**Data records:**
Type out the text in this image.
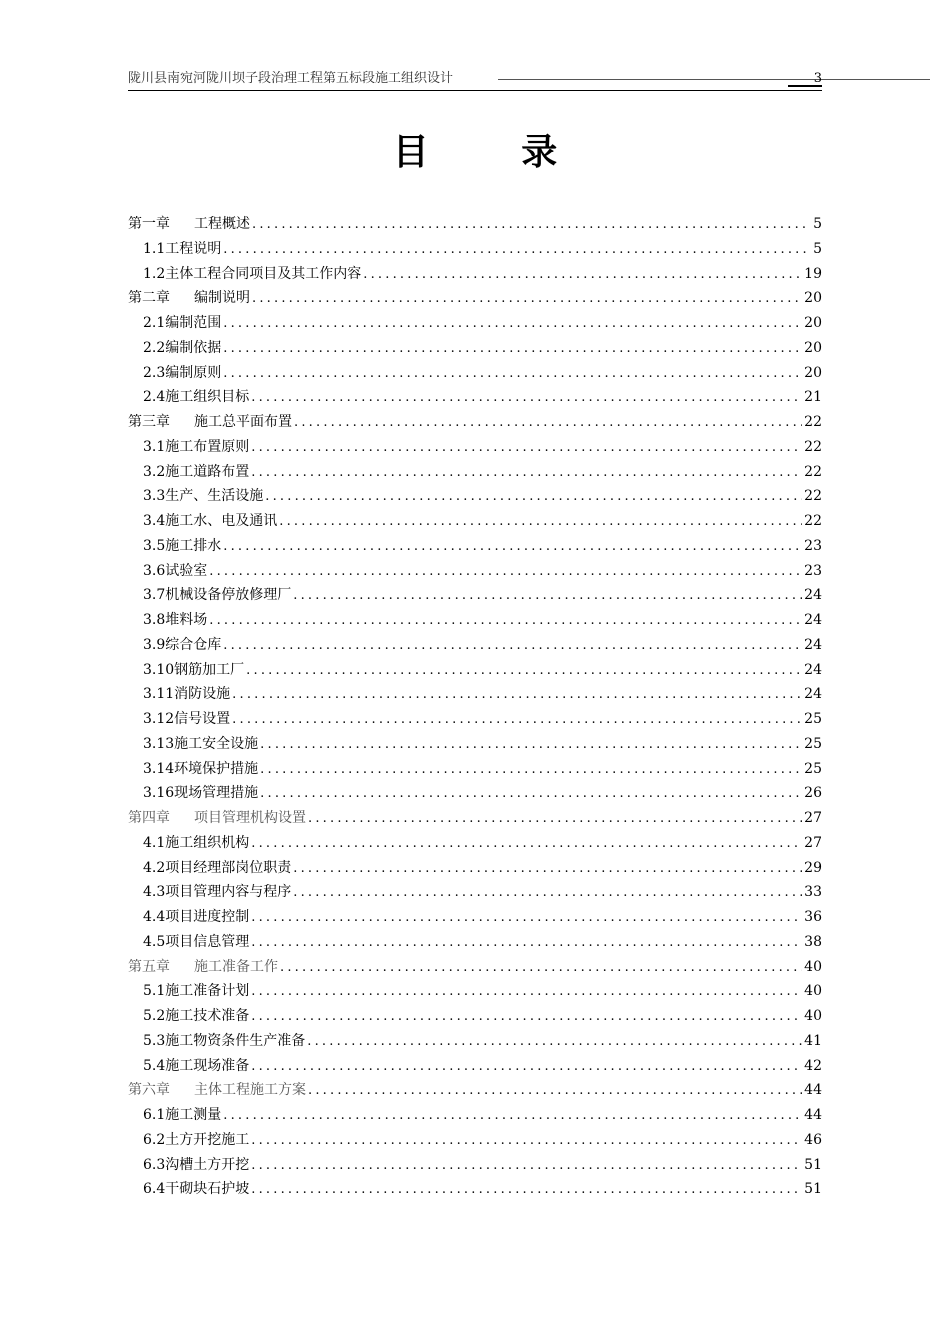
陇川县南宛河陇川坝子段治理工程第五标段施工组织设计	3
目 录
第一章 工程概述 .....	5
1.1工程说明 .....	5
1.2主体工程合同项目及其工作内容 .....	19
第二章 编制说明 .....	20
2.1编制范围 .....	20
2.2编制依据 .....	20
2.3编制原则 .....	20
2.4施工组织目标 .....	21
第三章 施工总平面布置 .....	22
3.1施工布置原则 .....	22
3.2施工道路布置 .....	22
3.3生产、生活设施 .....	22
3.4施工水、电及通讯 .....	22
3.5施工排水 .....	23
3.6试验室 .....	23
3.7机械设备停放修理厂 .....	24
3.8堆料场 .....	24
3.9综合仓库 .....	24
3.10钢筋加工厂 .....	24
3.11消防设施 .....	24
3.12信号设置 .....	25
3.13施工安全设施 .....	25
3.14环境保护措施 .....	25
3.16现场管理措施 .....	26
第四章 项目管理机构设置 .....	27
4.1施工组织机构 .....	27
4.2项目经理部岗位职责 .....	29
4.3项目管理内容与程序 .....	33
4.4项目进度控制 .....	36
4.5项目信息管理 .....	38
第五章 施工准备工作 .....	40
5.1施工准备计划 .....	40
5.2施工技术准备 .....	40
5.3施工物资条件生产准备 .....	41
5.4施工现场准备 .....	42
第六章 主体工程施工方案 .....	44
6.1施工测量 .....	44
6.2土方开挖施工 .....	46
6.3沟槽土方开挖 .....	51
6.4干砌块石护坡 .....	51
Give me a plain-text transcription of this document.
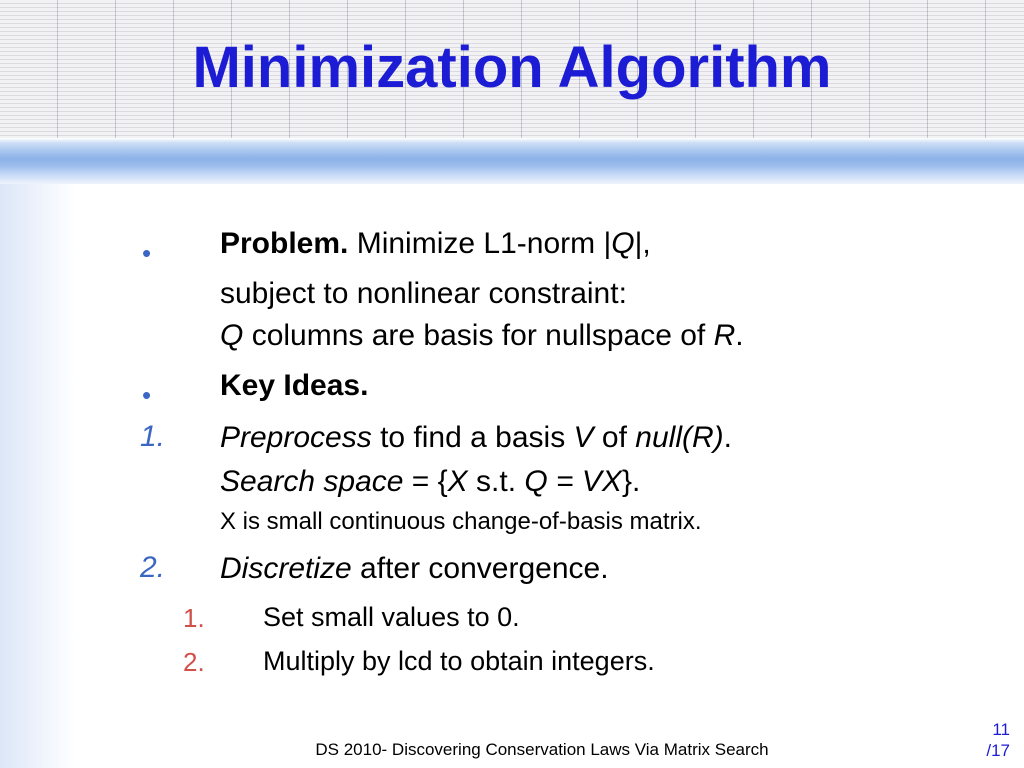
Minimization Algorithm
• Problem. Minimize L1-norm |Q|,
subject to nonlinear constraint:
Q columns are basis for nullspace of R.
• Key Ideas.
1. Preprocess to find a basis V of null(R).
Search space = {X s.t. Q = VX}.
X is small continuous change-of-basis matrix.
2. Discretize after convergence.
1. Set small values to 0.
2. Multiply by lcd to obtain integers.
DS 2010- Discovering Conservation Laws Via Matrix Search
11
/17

**What you will do:**
Gather every line from the listing above in which "this" appears, and copy those lines.

**Full solution:**
Type out the text in this image.
Give me a plain-text transcription of this document.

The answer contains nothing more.